Supplied material:
• • • • •

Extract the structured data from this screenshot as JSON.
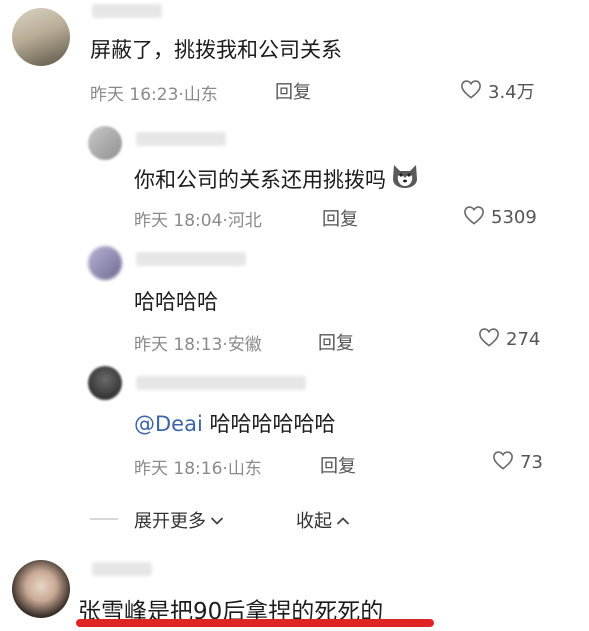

• • • • •

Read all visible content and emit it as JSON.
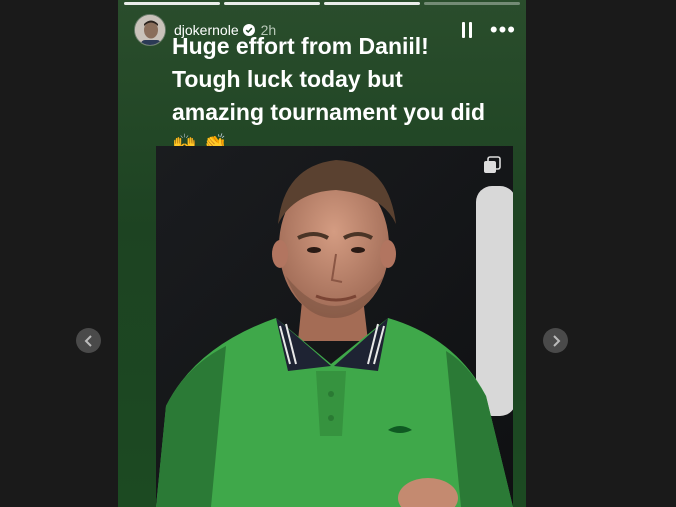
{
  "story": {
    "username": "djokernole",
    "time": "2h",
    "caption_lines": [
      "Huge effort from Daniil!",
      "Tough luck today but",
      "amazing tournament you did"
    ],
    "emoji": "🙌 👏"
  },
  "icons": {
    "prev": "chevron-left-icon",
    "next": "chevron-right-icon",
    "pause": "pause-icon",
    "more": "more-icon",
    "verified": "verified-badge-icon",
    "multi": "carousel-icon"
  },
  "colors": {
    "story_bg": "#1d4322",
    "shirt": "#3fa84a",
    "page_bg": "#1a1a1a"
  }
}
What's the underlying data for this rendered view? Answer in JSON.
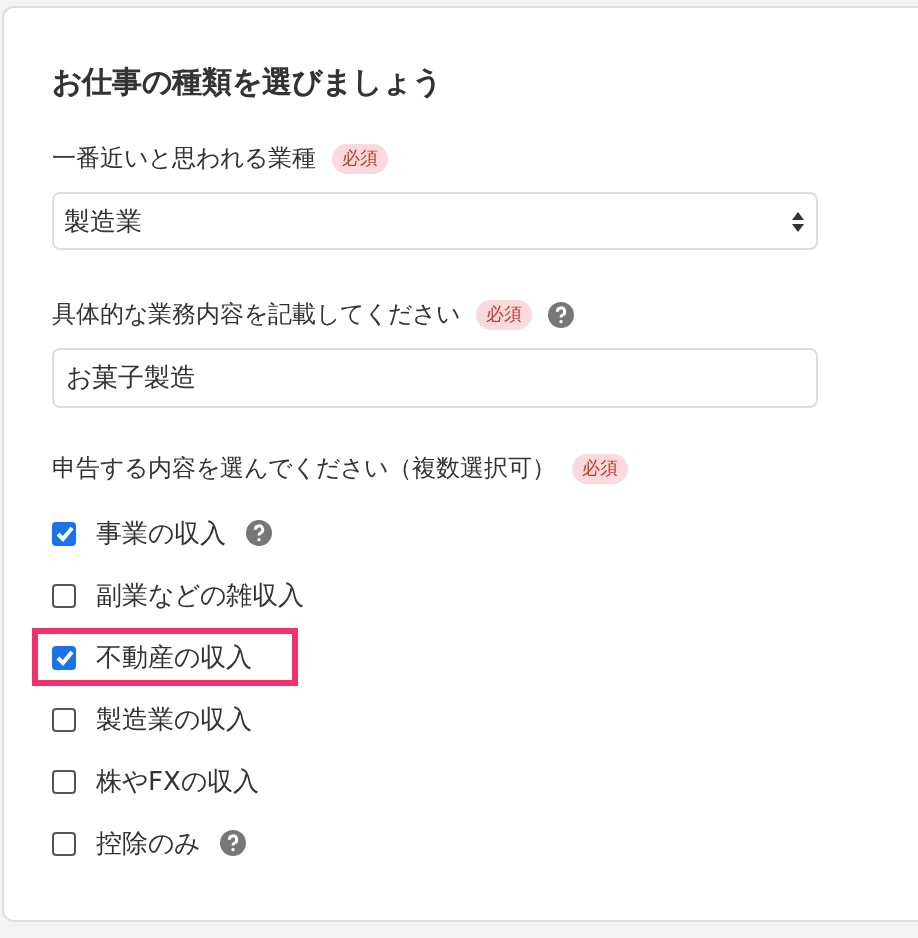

• • • • •

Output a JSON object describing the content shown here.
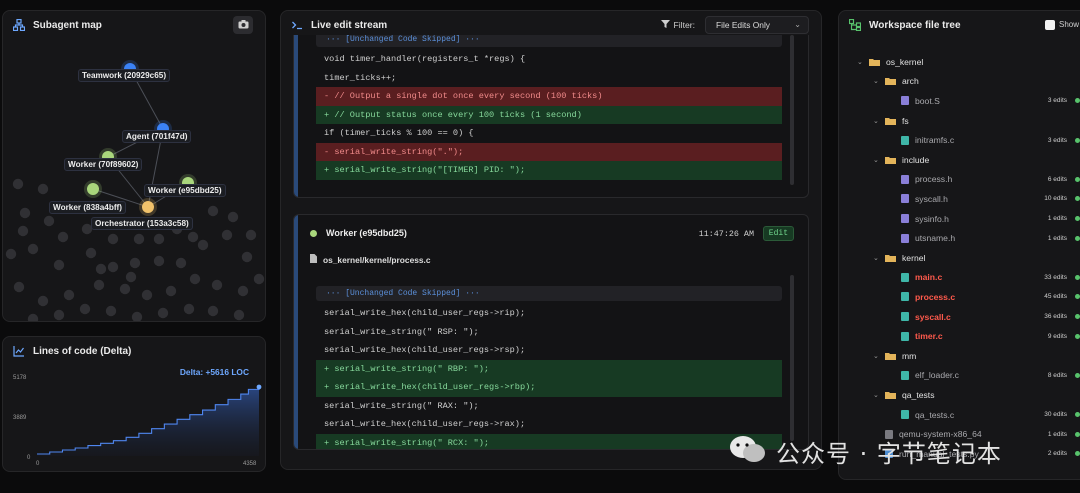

• • • • •

Problem details: Show the lines of the data that hold the word "this".

Written response:
Extract the structured data from this screenshot as JSON.
What's the underlying data for this rendered view? Answer in JSON.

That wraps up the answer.